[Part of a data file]
=-=-=

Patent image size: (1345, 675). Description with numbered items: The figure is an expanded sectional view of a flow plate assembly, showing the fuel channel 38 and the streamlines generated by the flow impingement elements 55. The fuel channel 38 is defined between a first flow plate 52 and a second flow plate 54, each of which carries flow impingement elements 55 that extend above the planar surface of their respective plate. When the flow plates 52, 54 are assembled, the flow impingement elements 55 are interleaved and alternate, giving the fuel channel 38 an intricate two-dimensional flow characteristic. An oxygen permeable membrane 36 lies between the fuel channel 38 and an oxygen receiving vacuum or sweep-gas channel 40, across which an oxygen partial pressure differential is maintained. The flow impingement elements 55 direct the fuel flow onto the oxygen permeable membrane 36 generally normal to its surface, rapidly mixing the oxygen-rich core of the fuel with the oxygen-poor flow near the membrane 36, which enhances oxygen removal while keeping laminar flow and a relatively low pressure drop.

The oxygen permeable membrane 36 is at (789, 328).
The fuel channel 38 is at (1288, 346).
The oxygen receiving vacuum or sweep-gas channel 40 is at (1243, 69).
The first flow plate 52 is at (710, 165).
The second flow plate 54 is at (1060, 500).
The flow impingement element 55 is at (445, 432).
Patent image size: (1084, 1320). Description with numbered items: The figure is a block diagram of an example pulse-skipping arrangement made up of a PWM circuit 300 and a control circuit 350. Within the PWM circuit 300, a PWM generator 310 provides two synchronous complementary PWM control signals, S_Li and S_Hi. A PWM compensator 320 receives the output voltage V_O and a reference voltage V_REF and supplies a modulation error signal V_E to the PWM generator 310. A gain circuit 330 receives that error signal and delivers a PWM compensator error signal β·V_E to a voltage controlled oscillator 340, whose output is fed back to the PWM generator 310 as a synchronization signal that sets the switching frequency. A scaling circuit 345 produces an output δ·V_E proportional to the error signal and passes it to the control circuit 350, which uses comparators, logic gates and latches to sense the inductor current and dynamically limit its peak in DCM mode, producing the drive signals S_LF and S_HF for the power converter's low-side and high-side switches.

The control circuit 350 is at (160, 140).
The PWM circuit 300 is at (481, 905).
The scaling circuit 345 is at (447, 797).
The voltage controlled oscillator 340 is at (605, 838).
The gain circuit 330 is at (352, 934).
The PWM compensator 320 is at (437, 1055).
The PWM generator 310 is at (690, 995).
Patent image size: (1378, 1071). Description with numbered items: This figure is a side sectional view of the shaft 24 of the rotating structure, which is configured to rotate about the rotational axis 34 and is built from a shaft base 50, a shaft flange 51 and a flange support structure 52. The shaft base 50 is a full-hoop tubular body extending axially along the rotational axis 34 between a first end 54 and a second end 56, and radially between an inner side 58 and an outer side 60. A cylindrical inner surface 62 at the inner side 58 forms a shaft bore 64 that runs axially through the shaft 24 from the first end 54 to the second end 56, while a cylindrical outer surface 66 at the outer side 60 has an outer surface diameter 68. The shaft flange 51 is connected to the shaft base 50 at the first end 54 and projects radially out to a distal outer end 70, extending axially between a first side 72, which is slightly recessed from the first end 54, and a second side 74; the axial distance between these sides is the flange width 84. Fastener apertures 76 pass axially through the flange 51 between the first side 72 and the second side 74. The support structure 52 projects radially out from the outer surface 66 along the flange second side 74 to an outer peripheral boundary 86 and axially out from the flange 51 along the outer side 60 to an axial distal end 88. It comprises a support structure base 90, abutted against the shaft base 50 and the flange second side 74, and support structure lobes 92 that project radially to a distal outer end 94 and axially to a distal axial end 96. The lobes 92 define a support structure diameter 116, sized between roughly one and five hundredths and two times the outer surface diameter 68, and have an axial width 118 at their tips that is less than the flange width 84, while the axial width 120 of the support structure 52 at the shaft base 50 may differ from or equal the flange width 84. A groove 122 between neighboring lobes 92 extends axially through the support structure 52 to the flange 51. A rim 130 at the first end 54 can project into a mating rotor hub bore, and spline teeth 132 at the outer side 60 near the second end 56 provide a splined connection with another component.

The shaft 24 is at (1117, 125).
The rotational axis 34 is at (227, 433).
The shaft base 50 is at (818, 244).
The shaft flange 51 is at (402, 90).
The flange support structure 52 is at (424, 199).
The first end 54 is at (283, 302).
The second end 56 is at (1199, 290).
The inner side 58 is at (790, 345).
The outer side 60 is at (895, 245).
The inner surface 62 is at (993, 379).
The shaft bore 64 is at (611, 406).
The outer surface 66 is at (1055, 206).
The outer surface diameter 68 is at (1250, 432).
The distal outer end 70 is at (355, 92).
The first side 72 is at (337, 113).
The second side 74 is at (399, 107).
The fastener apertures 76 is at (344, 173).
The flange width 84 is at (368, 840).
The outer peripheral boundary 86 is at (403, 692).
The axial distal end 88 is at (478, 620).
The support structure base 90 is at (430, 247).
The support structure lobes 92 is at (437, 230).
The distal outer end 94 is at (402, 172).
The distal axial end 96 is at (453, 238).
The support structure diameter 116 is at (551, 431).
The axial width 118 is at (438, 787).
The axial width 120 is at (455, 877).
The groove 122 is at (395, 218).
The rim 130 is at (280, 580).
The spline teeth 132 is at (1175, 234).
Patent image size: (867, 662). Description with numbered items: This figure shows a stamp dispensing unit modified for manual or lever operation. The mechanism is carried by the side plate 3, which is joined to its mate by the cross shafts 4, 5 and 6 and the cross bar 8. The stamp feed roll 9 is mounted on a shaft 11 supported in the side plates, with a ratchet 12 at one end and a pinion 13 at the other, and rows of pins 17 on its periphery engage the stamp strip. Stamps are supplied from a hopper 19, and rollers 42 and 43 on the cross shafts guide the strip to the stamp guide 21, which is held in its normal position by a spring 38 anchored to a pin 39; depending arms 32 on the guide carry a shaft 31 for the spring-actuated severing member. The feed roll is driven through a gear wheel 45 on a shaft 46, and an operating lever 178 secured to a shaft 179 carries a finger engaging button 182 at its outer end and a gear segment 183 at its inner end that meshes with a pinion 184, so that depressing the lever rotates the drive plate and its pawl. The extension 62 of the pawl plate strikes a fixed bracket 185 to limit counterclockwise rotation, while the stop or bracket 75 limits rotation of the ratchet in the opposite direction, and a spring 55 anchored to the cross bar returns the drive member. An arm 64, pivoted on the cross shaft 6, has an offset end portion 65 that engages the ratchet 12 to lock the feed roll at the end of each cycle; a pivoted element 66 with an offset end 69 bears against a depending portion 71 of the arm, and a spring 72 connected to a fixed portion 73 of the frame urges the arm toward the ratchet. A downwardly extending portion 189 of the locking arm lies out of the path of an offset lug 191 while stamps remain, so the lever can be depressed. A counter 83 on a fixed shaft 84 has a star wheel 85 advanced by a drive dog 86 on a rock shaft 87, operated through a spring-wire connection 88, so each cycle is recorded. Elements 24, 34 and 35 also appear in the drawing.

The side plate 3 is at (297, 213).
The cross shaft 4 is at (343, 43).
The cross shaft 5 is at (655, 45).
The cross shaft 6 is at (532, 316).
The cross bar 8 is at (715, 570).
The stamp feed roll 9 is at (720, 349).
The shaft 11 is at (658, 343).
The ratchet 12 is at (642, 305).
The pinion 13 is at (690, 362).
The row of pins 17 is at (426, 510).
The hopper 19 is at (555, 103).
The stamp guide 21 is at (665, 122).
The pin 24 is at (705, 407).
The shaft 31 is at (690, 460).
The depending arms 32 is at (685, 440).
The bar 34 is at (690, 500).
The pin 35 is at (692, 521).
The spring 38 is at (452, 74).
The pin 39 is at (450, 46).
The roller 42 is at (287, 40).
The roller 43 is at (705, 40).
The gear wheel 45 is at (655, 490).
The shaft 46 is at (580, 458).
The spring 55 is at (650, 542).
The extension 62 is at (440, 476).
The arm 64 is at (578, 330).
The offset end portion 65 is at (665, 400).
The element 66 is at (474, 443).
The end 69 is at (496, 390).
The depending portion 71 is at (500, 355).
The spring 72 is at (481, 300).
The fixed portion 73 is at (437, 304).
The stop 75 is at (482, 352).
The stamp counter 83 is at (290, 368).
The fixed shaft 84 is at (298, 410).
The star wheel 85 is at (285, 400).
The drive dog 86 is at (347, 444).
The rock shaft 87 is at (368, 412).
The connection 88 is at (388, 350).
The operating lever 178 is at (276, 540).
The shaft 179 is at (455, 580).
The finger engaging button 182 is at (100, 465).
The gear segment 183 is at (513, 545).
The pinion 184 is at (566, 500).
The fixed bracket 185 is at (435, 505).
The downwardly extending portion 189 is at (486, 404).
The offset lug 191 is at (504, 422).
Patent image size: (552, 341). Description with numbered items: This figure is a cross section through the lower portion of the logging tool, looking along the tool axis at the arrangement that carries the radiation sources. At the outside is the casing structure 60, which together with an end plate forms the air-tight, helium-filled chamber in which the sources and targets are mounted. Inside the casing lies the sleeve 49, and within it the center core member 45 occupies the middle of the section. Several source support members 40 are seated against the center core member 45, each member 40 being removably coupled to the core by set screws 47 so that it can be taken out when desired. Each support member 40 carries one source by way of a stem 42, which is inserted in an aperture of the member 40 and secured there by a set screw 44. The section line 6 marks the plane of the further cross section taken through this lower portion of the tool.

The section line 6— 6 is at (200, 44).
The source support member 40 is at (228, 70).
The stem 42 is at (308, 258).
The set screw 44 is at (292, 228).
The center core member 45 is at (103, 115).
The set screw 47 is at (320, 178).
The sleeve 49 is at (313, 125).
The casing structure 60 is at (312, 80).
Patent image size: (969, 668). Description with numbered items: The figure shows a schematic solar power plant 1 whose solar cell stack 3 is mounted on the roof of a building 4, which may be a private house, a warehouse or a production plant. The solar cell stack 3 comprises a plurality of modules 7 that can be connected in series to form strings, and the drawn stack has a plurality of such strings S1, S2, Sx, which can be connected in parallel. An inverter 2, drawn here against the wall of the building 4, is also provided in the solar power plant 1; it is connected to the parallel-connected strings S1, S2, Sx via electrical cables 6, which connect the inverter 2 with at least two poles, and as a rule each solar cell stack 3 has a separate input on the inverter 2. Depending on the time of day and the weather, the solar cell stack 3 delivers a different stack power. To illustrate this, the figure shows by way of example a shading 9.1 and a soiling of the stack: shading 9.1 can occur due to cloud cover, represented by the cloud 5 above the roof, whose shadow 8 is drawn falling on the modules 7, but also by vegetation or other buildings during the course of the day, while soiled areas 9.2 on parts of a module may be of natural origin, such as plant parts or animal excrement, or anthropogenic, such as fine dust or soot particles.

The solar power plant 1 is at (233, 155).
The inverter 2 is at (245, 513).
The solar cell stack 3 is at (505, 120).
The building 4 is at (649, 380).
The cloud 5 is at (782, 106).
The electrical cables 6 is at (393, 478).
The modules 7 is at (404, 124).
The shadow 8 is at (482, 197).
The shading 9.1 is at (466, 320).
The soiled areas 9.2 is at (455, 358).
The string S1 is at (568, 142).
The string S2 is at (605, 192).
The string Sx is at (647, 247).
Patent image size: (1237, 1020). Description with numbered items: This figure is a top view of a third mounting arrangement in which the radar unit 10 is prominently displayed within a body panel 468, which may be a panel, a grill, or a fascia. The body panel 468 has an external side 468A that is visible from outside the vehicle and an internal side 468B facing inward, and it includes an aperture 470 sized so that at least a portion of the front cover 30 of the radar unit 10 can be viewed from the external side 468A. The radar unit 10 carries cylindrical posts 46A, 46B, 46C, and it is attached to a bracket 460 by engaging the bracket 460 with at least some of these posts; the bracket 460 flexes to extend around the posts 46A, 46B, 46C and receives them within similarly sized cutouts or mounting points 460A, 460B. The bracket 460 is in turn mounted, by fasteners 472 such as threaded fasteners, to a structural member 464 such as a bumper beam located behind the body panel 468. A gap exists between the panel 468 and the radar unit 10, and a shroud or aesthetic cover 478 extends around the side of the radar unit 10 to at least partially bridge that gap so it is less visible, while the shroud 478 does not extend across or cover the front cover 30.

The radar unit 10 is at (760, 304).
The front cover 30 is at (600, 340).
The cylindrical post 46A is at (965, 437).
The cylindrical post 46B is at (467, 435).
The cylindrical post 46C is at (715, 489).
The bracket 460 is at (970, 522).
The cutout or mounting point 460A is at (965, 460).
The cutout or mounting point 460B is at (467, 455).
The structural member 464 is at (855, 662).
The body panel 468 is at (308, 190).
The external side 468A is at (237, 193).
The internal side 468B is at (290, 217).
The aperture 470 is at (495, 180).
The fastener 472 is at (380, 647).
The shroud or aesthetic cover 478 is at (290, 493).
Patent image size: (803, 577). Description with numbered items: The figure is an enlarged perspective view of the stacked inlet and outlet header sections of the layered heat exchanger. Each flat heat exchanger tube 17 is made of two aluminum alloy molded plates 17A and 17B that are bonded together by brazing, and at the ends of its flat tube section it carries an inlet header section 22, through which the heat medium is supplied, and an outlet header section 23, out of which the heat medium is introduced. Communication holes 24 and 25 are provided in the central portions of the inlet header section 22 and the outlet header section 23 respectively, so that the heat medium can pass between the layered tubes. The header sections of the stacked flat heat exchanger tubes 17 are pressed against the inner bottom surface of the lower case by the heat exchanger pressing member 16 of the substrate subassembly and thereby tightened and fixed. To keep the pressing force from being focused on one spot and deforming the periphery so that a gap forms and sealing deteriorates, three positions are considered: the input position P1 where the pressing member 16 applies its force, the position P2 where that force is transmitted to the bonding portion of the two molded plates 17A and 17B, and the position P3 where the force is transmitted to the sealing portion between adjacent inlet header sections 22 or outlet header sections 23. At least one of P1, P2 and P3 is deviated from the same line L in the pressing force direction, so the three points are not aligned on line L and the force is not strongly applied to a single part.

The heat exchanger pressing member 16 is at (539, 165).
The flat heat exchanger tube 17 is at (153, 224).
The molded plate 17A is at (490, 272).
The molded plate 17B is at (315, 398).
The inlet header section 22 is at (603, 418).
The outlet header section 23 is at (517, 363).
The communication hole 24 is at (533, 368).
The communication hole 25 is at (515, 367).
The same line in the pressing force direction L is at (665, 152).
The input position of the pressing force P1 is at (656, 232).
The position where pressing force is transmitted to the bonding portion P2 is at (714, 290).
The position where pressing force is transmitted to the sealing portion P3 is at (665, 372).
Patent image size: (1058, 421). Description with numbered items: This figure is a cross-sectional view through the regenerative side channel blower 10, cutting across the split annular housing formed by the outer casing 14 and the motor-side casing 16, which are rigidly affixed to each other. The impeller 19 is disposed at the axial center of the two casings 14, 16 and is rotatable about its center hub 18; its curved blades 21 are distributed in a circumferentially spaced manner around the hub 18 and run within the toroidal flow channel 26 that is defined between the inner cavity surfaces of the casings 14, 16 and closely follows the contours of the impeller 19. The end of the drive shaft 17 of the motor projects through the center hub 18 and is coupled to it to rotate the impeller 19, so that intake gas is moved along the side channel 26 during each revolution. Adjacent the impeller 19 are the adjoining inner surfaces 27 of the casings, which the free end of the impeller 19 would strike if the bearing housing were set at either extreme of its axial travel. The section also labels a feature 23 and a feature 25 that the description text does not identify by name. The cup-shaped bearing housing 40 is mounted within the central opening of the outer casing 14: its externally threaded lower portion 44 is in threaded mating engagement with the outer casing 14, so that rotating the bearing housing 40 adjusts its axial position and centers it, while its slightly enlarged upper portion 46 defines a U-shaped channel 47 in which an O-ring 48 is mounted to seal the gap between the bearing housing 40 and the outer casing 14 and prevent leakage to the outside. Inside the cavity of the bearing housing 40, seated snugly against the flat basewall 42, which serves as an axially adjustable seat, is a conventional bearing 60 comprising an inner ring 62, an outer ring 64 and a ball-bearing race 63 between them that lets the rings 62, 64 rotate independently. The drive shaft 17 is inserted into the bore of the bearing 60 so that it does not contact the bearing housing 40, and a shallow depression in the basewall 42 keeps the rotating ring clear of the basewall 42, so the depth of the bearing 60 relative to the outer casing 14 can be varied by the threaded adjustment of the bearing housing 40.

=-=-=

*The exercise:* Which lines among the entries above contain the word "inlet"? List each one in full.

*Solution:*
Patent image size: (803, 577). Description with numbered items: The figure is an enlarged perspective view of the stacked inlet and outlet header sections of the layered heat exchanger. Each flat heat exchanger tube 17 is made of two aluminum alloy molded plates 17A and 17B that are bonded together by brazing, and at the ends of its flat tube section it carries an inlet header section 22, through which the heat medium is supplied, and an outlet header section 23, out of which the heat medium is introduced. Communication holes 24 and 25 are provided in the central portions of the inlet header section 22 and the outlet header section 23 respectively, so that the heat medium can pass between the layered tubes. The header sections of the stacked flat heat exchanger tubes 17 are pressed against the inner bottom surface of the lower case by the heat exchanger pressing member 16 of the substrate subassembly and thereby tightened and fixed. To keep the pressing force from being focused on one spot and deforming the periphery so that a gap forms and sealing deteriorates, three positions are considered: the input position P1 where the pressing member 16 applies its force, the position P2 where that force is transmitted to the bonding portion of the two molded plates 17A and 17B, and the position P3 where the force is transmitted to the sealing portion between adjacent inlet header sections 22 or outlet header sections 23. At least one of P1, P2 and P3 is deviated from the same line L in the pressing force direction, so the three points are not aligned on line L and the force is not strongly applied to a single part.
The inlet header section 22 is at (603, 418).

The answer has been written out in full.